• Listed records
----------

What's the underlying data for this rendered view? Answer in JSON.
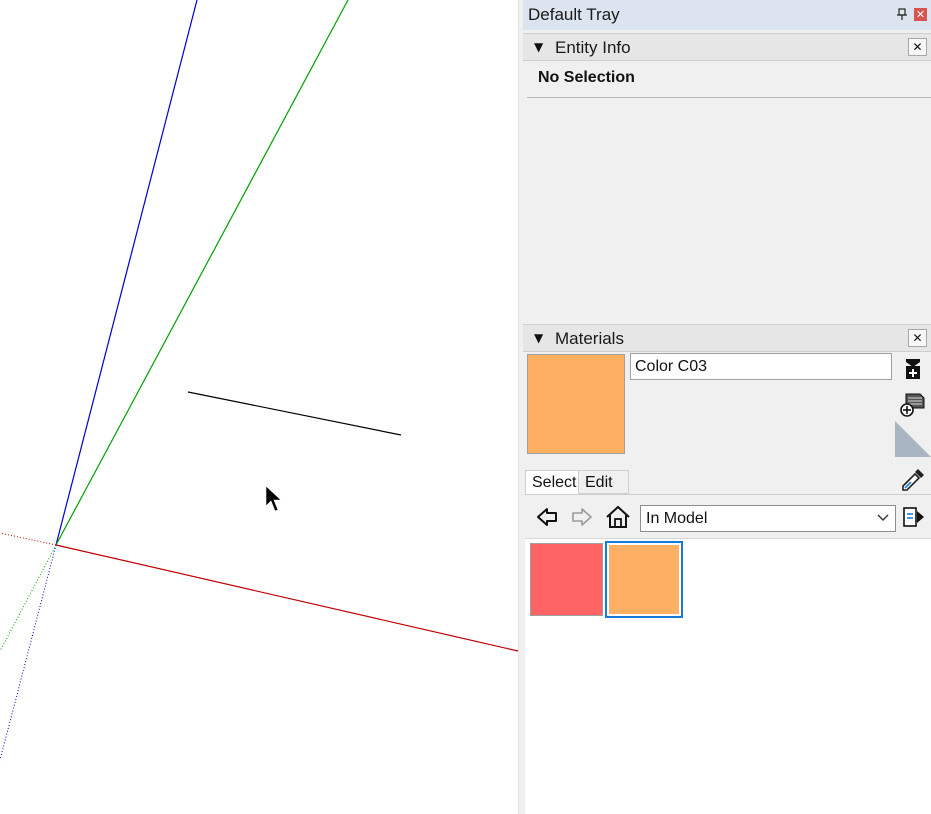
{
  "tray": {
    "title": "Default Tray",
    "close_glyph": "✕"
  },
  "entity_info": {
    "title": "Entity Info",
    "collapse_glyph": "▼",
    "close_glyph": "✕",
    "status": "No Selection"
  },
  "materials": {
    "title": "Materials",
    "collapse_glyph": "▼",
    "close_glyph": "✕",
    "material_name": "Color C03",
    "current_color": "#ffb063",
    "tabs": [
      {
        "label": "Select",
        "active": true
      },
      {
        "label": "Edit",
        "active": false
      }
    ],
    "collection": "In Model",
    "swatches": [
      {
        "color": "#ff6464",
        "selected": false
      },
      {
        "color": "#ffb063",
        "selected": true
      }
    ]
  },
  "viewport": {
    "axis_colors": {
      "blue": "#0000c8",
      "green": "#00a000",
      "red": "#c00000"
    },
    "line_color": "#000000"
  },
  "colors": {
    "tray_bg": "#f0f0f0",
    "title_bar_bg": "#dbe4ef",
    "selection_accent": "#1a7ad8"
  }
}
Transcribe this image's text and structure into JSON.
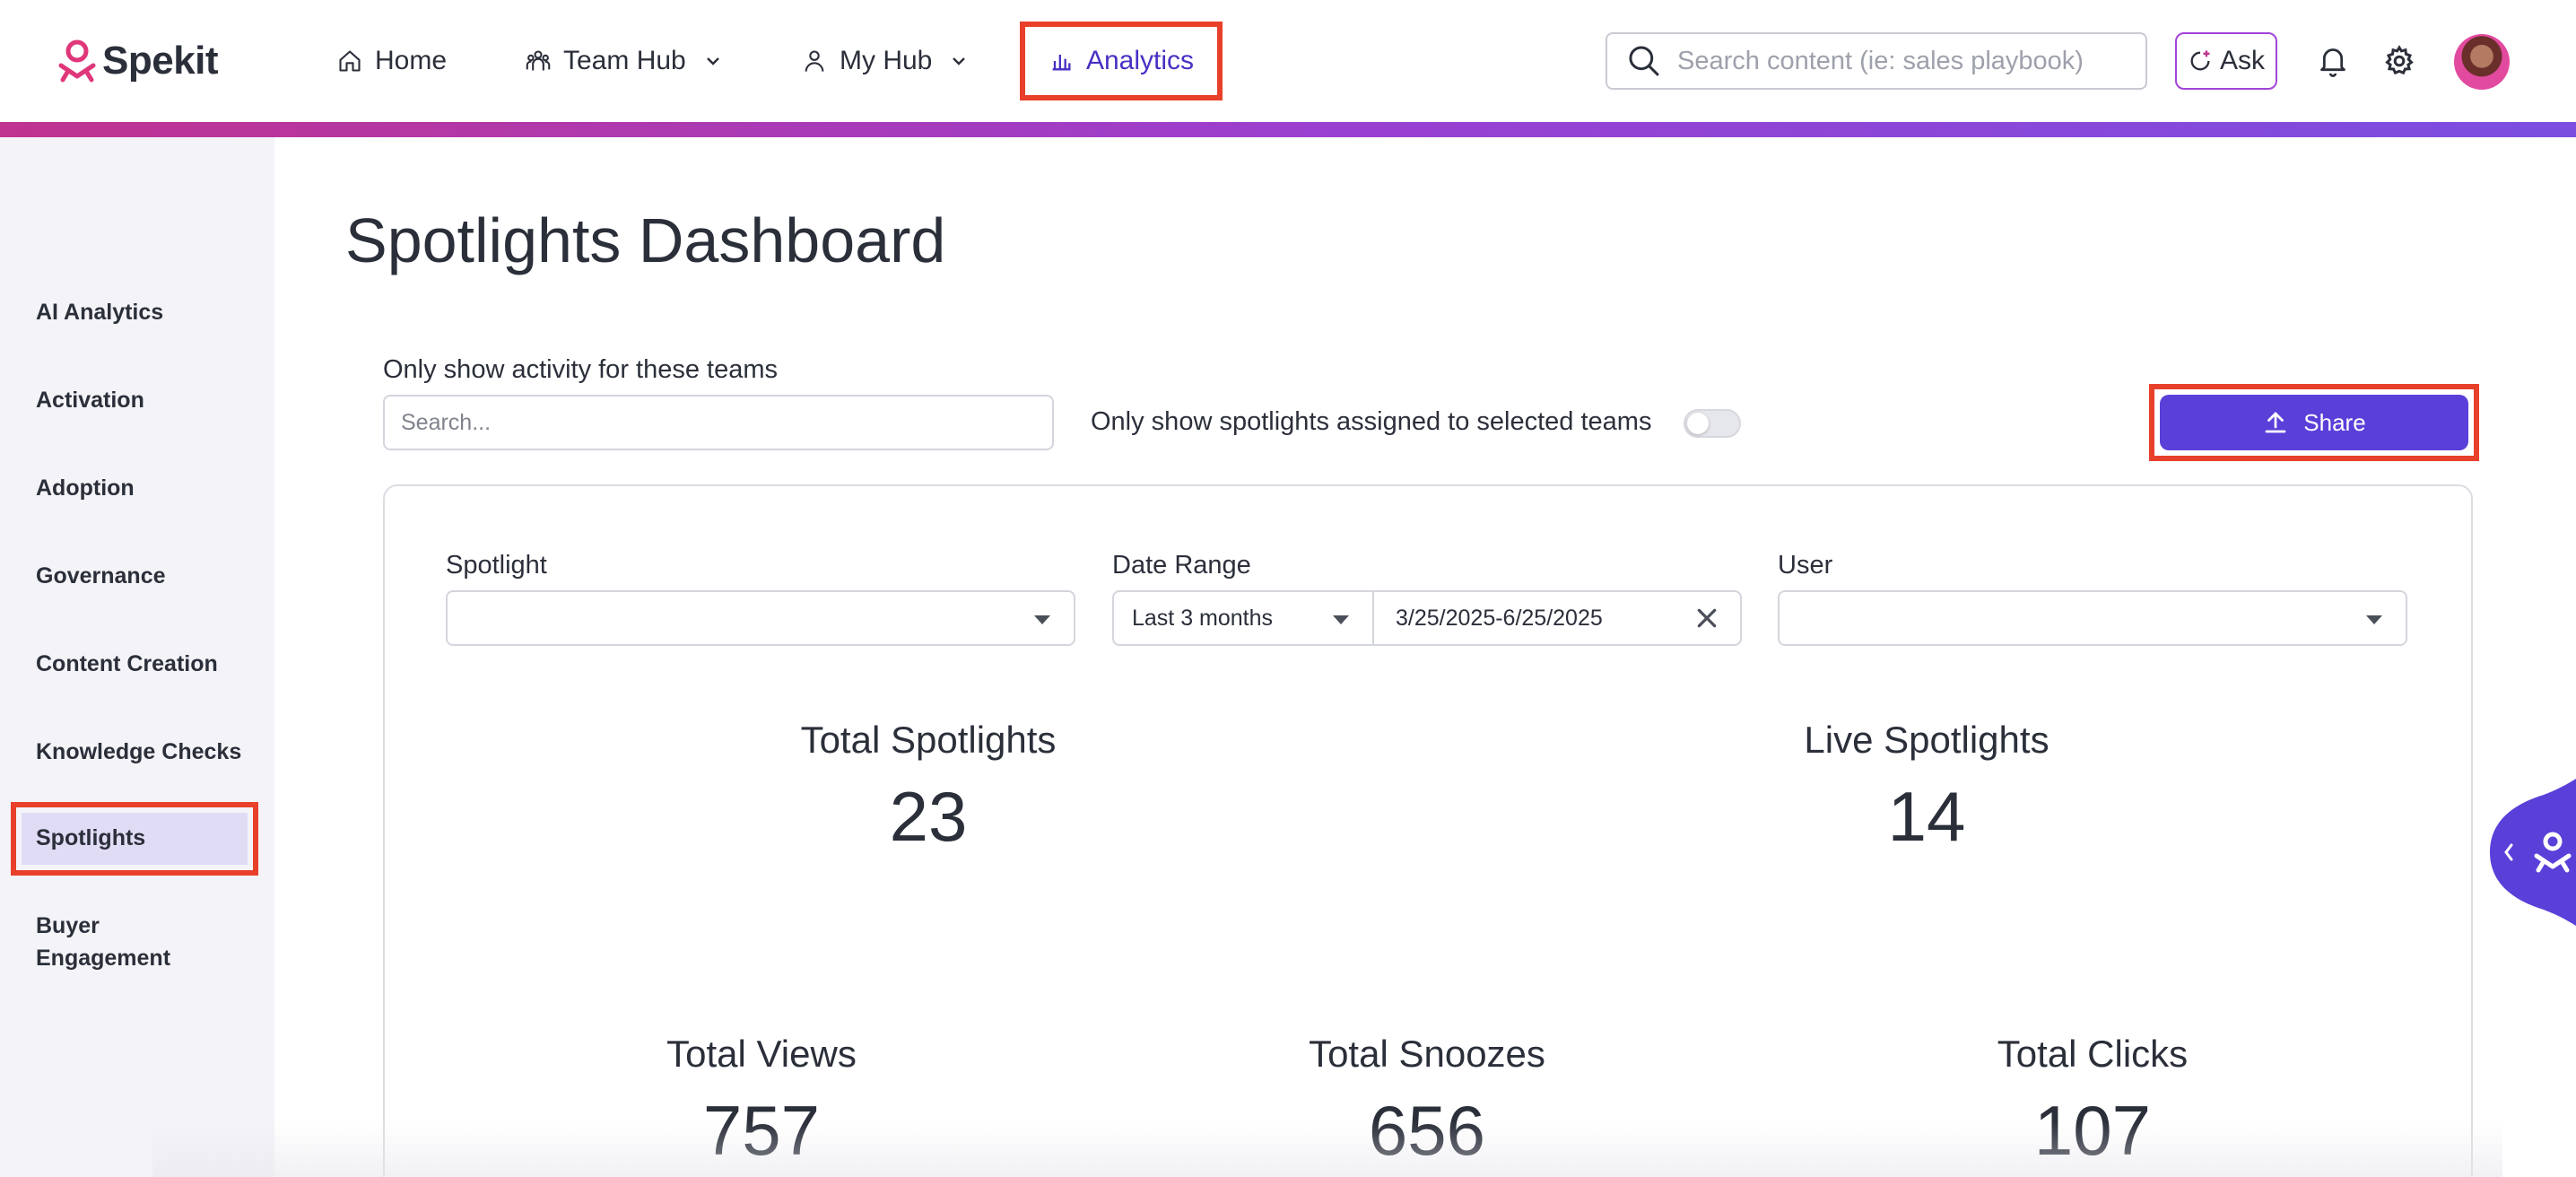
{
  "brand": {
    "name": "Spekit",
    "accent": "#5b3fd9",
    "logo_color": "#e0367a",
    "highlight": "#e8402b"
  },
  "nav": {
    "home": "Home",
    "team_hub": "Team Hub",
    "my_hub": "My Hub",
    "analytics": "Analytics"
  },
  "search": {
    "placeholder": "Search content (ie: sales playbook)"
  },
  "ask": {
    "label": "Ask"
  },
  "icons": {
    "home": "home-icon",
    "team": "team-icon",
    "user": "user-icon",
    "chart": "bar-chart-icon",
    "search": "search-icon",
    "ask": "spark-icon",
    "bell": "bell-icon",
    "gear": "gear-icon",
    "upload": "upload-icon",
    "clear": "close-icon"
  },
  "sidebar": {
    "items": [
      {
        "label": "AI Analytics"
      },
      {
        "label": "Activation"
      },
      {
        "label": "Adoption"
      },
      {
        "label": "Governance"
      },
      {
        "label": "Content Creation"
      },
      {
        "label": "Knowledge Checks"
      },
      {
        "label": "Spotlights",
        "active": true
      },
      {
        "label": "Buyer",
        "label2": "Engagement"
      }
    ]
  },
  "page": {
    "title": "Spotlights Dashboard",
    "team_filter_label": "Only show activity for these teams",
    "team_search_placeholder": "Search...",
    "toggle_label": "Only show spotlights assigned to selected teams",
    "toggle_on": false,
    "share_label": "Share"
  },
  "filters": {
    "spotlight_label": "Spotlight",
    "spotlight_value": "",
    "date_range_label": "Date Range",
    "date_range_preset": "Last 3 months",
    "date_range_value": "3/25/2025-6/25/2025",
    "user_label": "User",
    "user_value": ""
  },
  "metrics": {
    "total_spotlights": {
      "label": "Total Spotlights",
      "value": "23"
    },
    "live_spotlights": {
      "label": "Live Spotlights",
      "value": "14"
    },
    "total_views": {
      "label": "Total Views",
      "value": "757"
    },
    "total_snoozes": {
      "label": "Total Snoozes",
      "value": "656"
    },
    "total_clicks": {
      "label": "Total Clicks",
      "value": "107"
    }
  }
}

----------

• The exercise
Please transcribe the material above exactly as written. Leave the pictures out.

• Correct answer
What's the underlying data for this rendered view? Answer in JSON.
{
  "tray": {
    "title": "Default Tray",
    "close_glyph": "✕"
  },
  "entity_info": {
    "title": "Entity Info",
    "collapse_glyph": "▼",
    "close_glyph": "✕",
    "status": "No Selection"
  },
  "materials": {
    "title": "Materials",
    "collapse_glyph": "▼",
    "close_glyph": "✕",
    "material_name": "Color C03",
    "current_color": "#ffb063",
    "tabs": [
      {
        "label": "Select",
        "active": true
      },
      {
        "label": "Edit",
        "active": false
      }
    ],
    "collection": "In Model",
    "swatches": [
      {
        "color": "#ff6464",
        "selected": false
      },
      {
        "color": "#ffb063",
        "selected": true
      }
    ]
  },
  "viewport": {
    "axis_colors": {
      "blue": "#0000c8",
      "green": "#00a000",
      "red": "#c00000"
    },
    "line_color": "#000000"
  },
  "colors": {
    "tray_bg": "#f0f0f0",
    "title_bar_bg": "#dbe4ef",
    "selection_accent": "#1a7ad8"
  }
}
Transcribe this image's text and structure into JSON.
{
  "brand": {
    "name": "Spekit",
    "accent": "#5b3fd9",
    "logo_color": "#e0367a",
    "highlight": "#e8402b"
  },
  "nav": {
    "home": "Home",
    "team_hub": "Team Hub",
    "my_hub": "My Hub",
    "analytics": "Analytics"
  },
  "search": {
    "placeholder": "Search content (ie: sales playbook)"
  },
  "ask": {
    "label": "Ask"
  },
  "icons": {
    "home": "home-icon",
    "team": "team-icon",
    "user": "user-icon",
    "chart": "bar-chart-icon",
    "search": "search-icon",
    "ask": "spark-icon",
    "bell": "bell-icon",
    "gear": "gear-icon",
    "upload": "upload-icon",
    "clear": "close-icon"
  },
  "sidebar": {
    "items": [
      {
        "label": "AI Analytics"
      },
      {
        "label": "Activation"
      },
      {
        "label": "Adoption"
      },
      {
        "label": "Governance"
      },
      {
        "label": "Content Creation"
      },
      {
        "label": "Knowledge Checks"
      },
      {
        "label": "Spotlights",
        "active": true
      },
      {
        "label": "Buyer",
        "label2": "Engagement"
      }
    ]
  },
  "page": {
    "title": "Spotlights Dashboard",
    "team_filter_label": "Only show activity for these teams",
    "team_search_placeholder": "Search...",
    "toggle_label": "Only show spotlights assigned to selected teams",
    "toggle_on": false,
    "share_label": "Share"
  },
  "filters": {
    "spotlight_label": "Spotlight",
    "spotlight_value": "",
    "date_range_label": "Date Range",
    "date_range_preset": "Last 3 months",
    "date_range_value": "3/25/2025-6/25/2025",
    "user_label": "User",
    "user_value": ""
  },
  "metrics": {
    "total_spotlights": {
      "label": "Total Spotlights",
      "value": "23"
    },
    "live_spotlights": {
      "label": "Live Spotlights",
      "value": "14"
    },
    "total_views": {
      "label": "Total Views",
      "value": "757"
    },
    "total_snoozes": {
      "label": "Total Snoozes",
      "value": "656"
    },
    "total_clicks": {
      "label": "Total Clicks",
      "value": "107"
    }
  }
}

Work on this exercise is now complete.